* [PAGE EXTRACT]:
"""

Paedophile singer Gary Glitter will have to sign the sex offenders register after a judge today agreed to an application for a notification order made by police.
A solicitor for the former Seventies glam rock star had argued that his conviction for abusing two young girls in Vietnam was "a travesty of justice" and the court should give him time to consider opposing it.
But district judge David Simpson, sitting at Uxbridge Magistrates' Court in west London, just hours after Glitter arrived back in Britain, said that the star had "demonstrated his desire to avoid the jurisdiction of this court" and ordered that he sign on as a sex offender within three days. He has 21 days in which to appeal.
Outside court Glitter's solicitor David Corker said the 64-year-old, whose real name is Paul Gadd, was "pleased to be back in the UK".
Glitter did not attend the 10-minute hearing in person after he touched down at Heathrow Airport on a flight from Thailand this morning.
He had been released from jail in Vietnam on Tuesday after serving most of a three-year sentence for sex crimes involving two young girls aged 10 and 11.
Glitter met his solicitor after going through immigration checks at Terminal 3.
He had then been expected to be taken by police to the court at Uxbridge but didn't turn up and left Mr Corker to represent him at the hearing.
Rajeev Shetty, a solicitor representing the Metropolitan Police, told the court that the force were applying for a notification order that would require Glitter to register as a sex offender under the Sexual Offences Act 2003.
He said that the conditions that needed to be satisfied were that Glitter had been convicted of a relevant offence in a country outside the UK and that the offence took place after September 1997.
He added that a sentence of three years in prison had the offence been committed in this country would have required him to sign the sex offenders register for life.

"""

* [EXERCISES TO COMPLETE]:
1 – Copy the passage of the Gary Glitter court report between "But district judge" and "which to appeal.", inclusive, word for word.
2 – Carry the news report on Gary Glitter's notification order forward from its final sentence, in the same reporting style.

* [PROVIDED MATERIAL]:
"""

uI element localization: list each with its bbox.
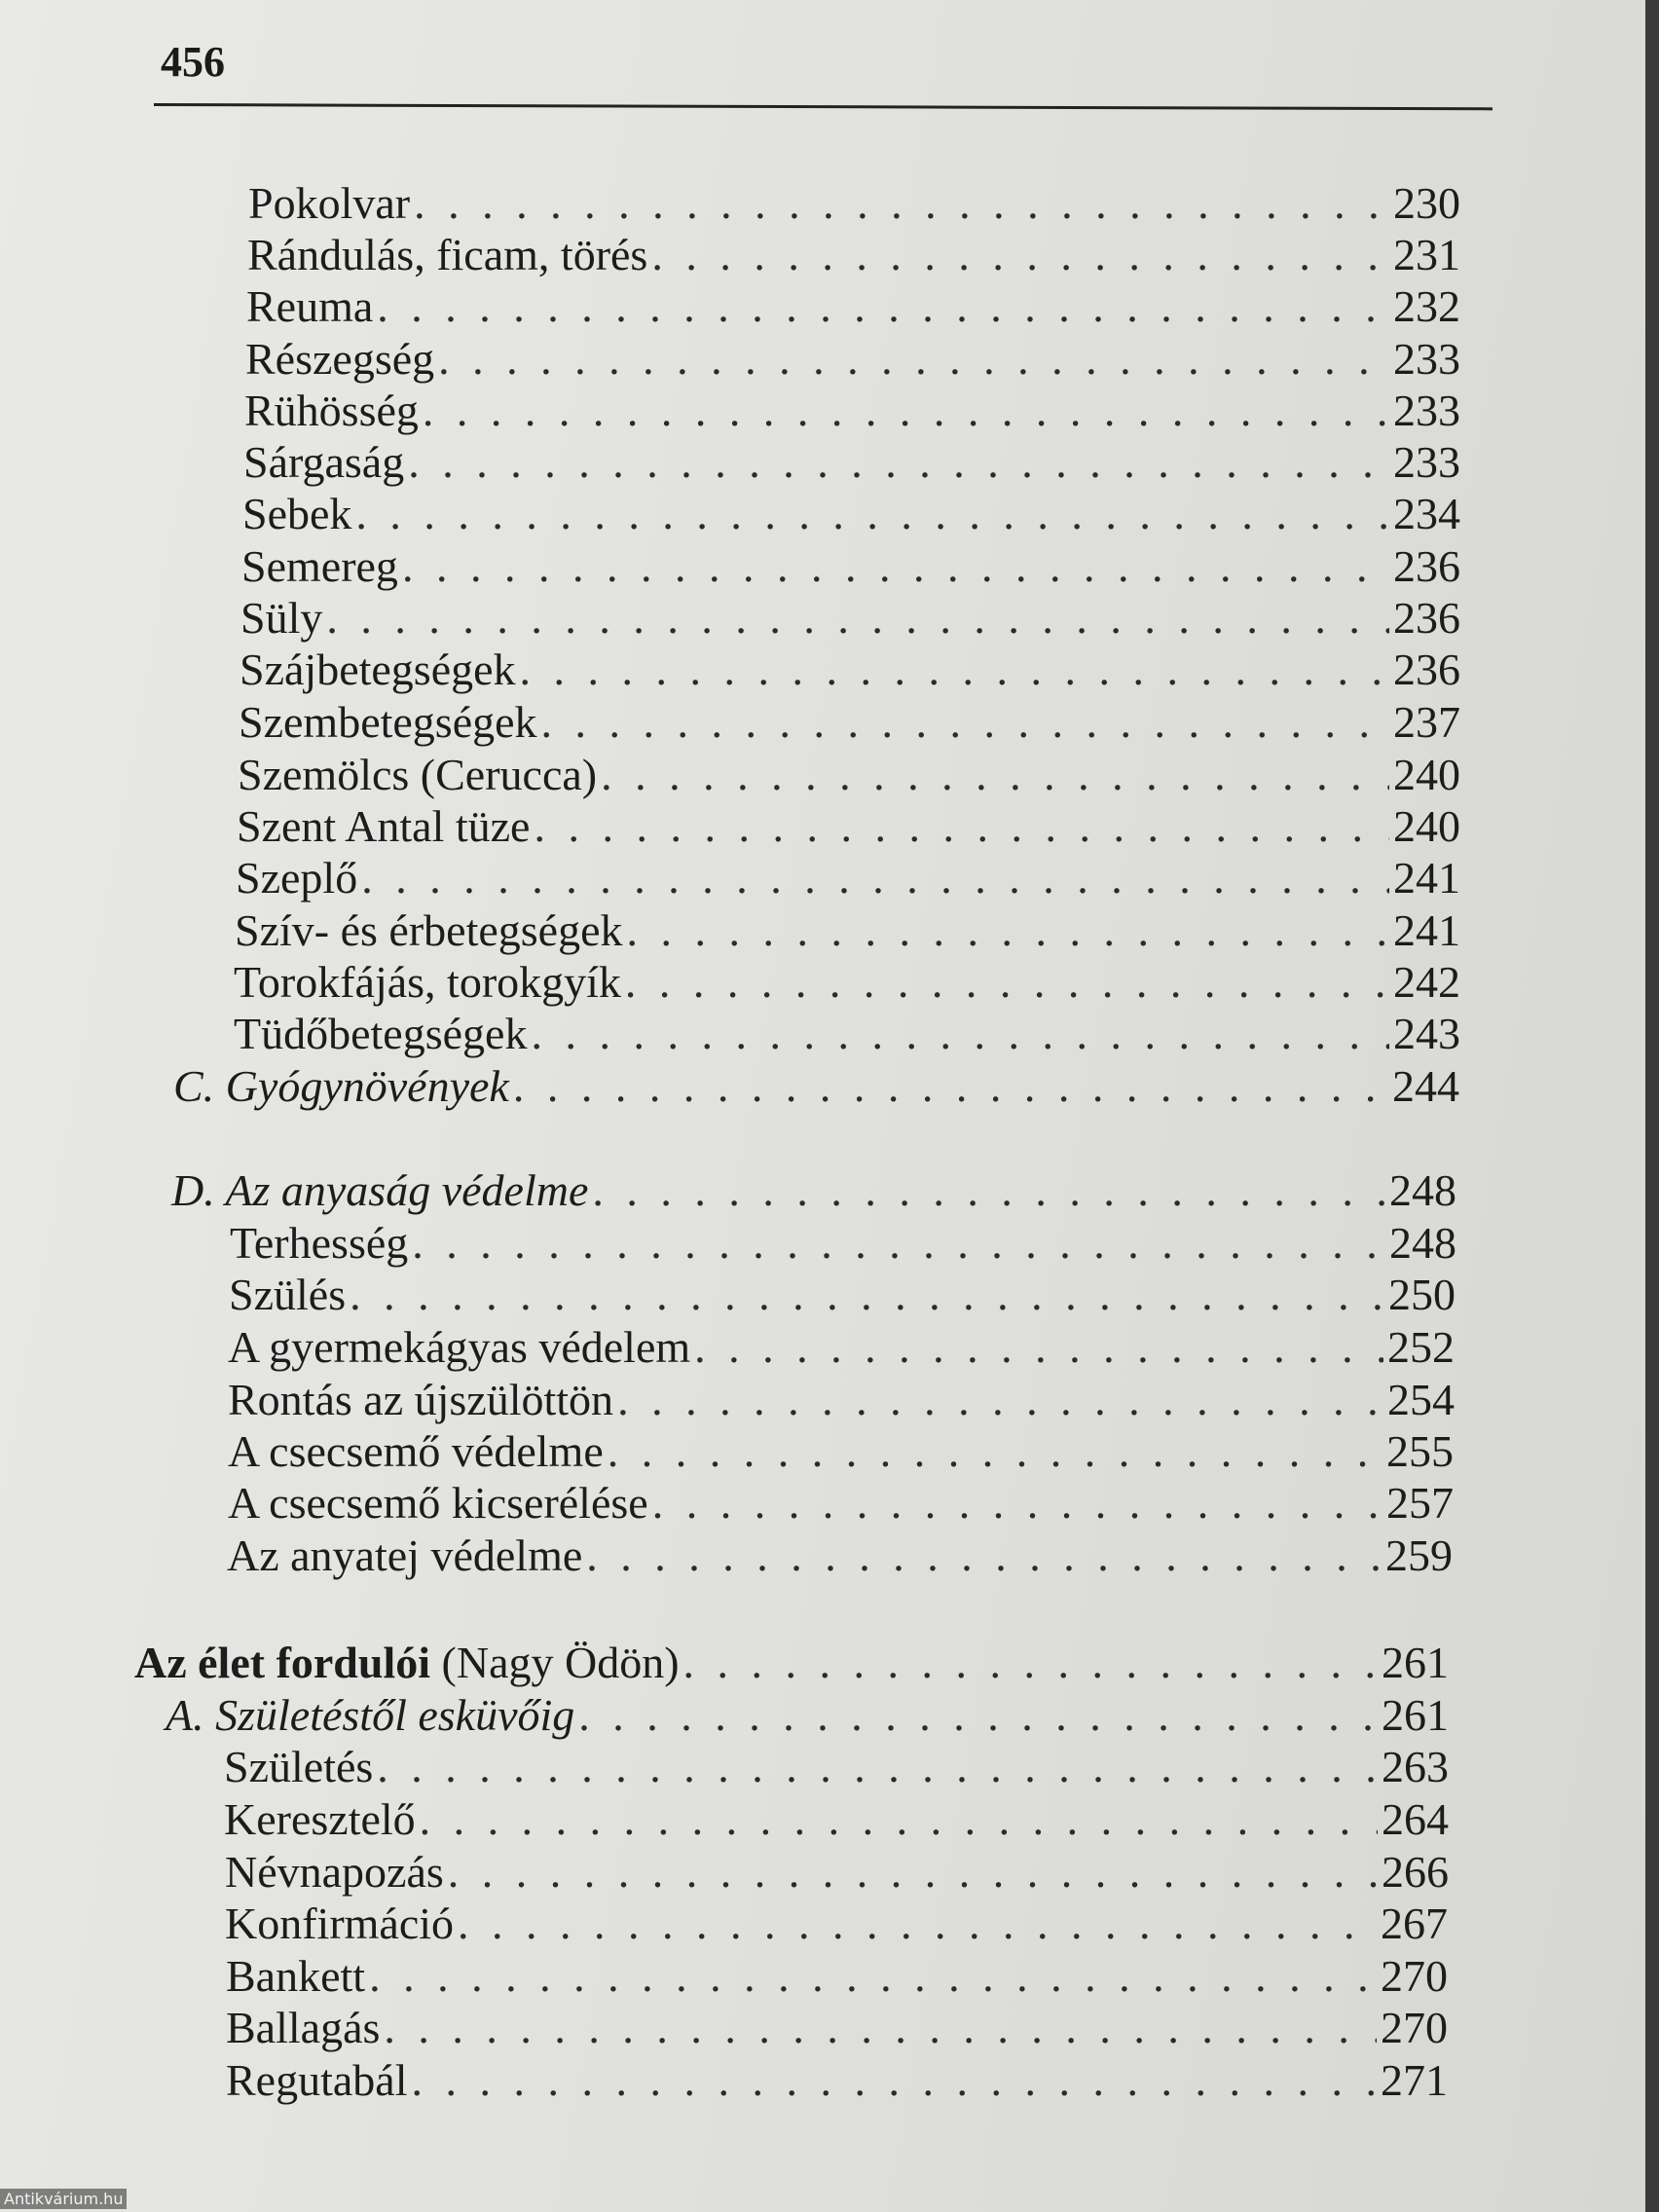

"""

* [TASK ANSWERS]:
1 –
But district judge David Simpson, sitting at Uxbridge Magistrates' Court in west London, just hours after Glitter arrived back in Britain, said that the star had "demonstrated his desire to avoid the jurisdiction of this court" and ordered that he sign on as a sex offender within three days. He has 21 days in which to appeal.

2 –
Mr Corker told the court that he had only been able to spend an hour with his client this morning and asked for an interim order of six weeks to be served to give him time to prepare his client's answer to the police application.
He told the court: "I will be making a submission to the court that this was a conviction obtained in the most appalling of circumstances.
"My client feels it was an unfair trial and a travesty of justice.
"We need to inquire whether this conviction should be recognised by this court."
Mr Corker added that the system of justice in Vietnam is "far, far below what is acceptable in western European standards".
He said for those reasons the court should grant an interim order to give him an opportunity to prepare an objection.
But District Judge David Simpson rejected Mr Corker's request.
He said the fact of the conviction was not disputed but it was a question of fairness and that the conditions for the notification order had been met.
He said: "Therefore I decline to make an interim order as Mr Gadd has demonstrated his desire to avoid the jurisdiction of this court."
Mr Corker said after the hearing: "Mr Gadd is pleased to be back in this country. The last few days, as you know, he has been travelling around Asia and that time was not wasted. It enabled Mr Gadd and others to put into practice a plan for his proper and safe arrival.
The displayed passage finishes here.